▸ **DESCRIPTION OF THE TASK**
Only a number is wanted: how many lines in these records contain the word "федеральный"?

▸ **EXERCISE INPUTS**
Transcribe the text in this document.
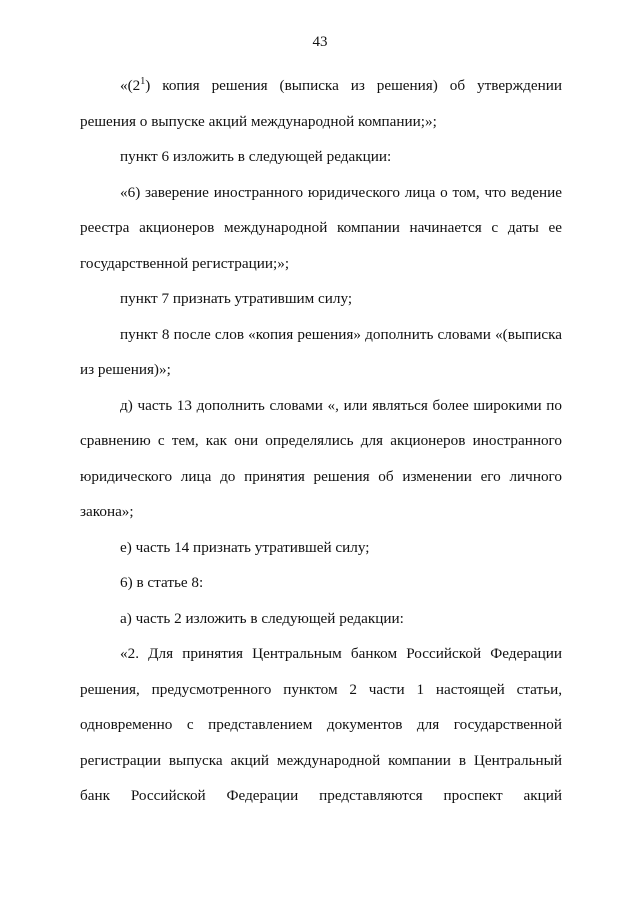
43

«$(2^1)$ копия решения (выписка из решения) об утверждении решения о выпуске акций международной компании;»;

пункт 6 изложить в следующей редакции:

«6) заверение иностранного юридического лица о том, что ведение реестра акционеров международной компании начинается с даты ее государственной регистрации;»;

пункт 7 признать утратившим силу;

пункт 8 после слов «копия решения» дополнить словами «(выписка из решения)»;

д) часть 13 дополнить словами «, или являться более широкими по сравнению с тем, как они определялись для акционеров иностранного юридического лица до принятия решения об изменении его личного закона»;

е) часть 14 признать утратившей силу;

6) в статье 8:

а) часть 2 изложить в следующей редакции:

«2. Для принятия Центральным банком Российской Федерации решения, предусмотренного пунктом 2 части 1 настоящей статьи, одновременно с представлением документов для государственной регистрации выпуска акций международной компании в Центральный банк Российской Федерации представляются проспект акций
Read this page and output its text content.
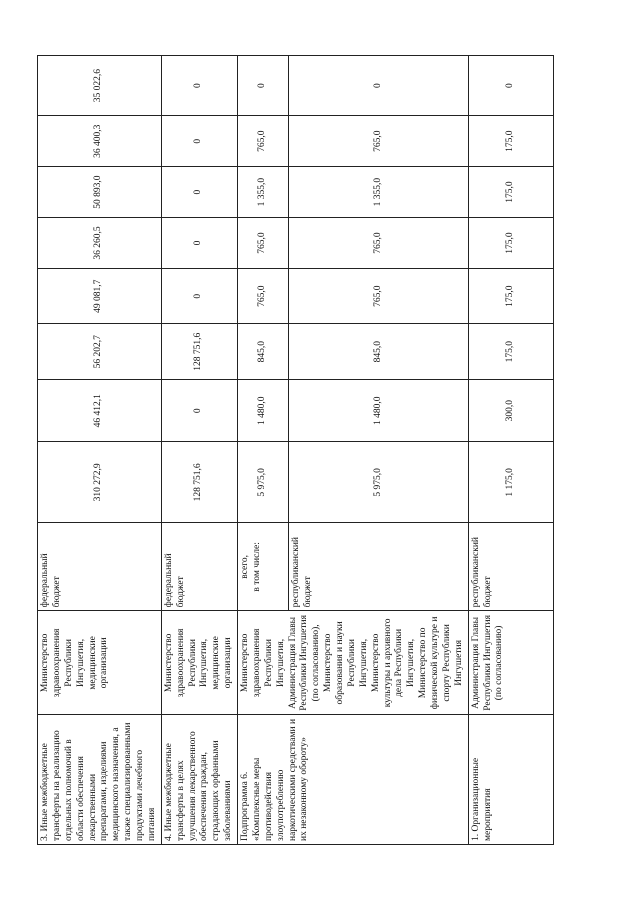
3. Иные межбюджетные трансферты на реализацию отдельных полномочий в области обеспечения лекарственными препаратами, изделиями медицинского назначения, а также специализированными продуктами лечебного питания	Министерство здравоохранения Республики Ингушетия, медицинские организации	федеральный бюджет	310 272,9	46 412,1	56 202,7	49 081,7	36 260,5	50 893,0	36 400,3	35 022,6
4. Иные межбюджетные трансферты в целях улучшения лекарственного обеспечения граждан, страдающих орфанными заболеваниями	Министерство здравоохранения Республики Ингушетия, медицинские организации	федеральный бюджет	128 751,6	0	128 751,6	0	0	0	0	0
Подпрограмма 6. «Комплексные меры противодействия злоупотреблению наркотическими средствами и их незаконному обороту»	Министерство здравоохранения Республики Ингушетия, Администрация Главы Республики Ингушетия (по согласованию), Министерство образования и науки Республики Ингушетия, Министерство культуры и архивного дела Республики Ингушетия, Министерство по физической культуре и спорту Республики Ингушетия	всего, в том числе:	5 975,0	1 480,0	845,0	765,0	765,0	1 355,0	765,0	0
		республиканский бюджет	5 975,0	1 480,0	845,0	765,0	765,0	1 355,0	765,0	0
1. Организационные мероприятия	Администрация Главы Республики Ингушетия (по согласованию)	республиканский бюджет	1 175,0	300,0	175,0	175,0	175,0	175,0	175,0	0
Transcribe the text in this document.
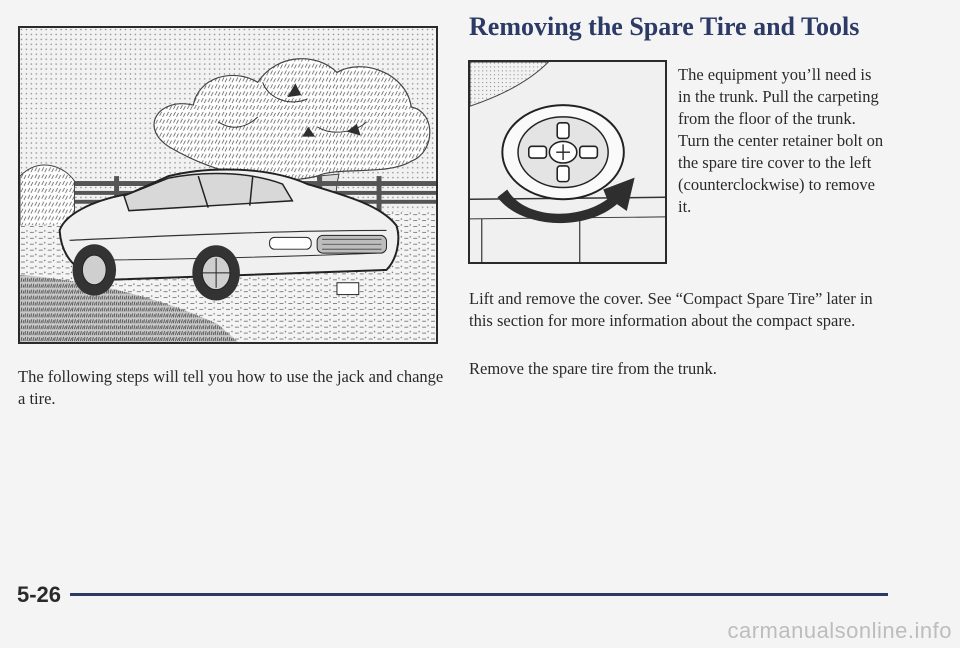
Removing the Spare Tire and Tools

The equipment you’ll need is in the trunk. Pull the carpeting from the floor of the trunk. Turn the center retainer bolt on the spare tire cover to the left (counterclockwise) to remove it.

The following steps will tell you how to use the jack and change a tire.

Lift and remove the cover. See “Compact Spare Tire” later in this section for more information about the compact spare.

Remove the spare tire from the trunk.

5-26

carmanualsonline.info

---

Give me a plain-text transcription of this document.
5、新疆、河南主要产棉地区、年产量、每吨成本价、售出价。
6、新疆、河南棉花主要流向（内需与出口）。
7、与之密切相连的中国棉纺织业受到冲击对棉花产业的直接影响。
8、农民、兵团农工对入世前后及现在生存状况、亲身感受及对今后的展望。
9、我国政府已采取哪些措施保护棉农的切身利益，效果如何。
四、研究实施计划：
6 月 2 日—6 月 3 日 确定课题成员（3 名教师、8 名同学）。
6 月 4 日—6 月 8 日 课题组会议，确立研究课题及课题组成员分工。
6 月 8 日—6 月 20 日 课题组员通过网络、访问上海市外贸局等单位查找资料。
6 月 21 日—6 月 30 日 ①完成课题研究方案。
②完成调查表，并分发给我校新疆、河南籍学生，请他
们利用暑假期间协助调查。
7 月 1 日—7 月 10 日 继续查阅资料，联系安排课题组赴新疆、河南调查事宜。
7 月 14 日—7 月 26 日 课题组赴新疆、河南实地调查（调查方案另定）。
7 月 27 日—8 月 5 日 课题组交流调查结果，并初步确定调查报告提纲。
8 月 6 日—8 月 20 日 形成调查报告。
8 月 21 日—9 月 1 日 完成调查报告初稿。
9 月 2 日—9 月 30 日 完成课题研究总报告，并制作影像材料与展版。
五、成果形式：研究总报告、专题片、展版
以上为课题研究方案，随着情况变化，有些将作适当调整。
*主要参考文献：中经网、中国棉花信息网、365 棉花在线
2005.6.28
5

▸ **SOLUTION TO THIS EXERCISE**
2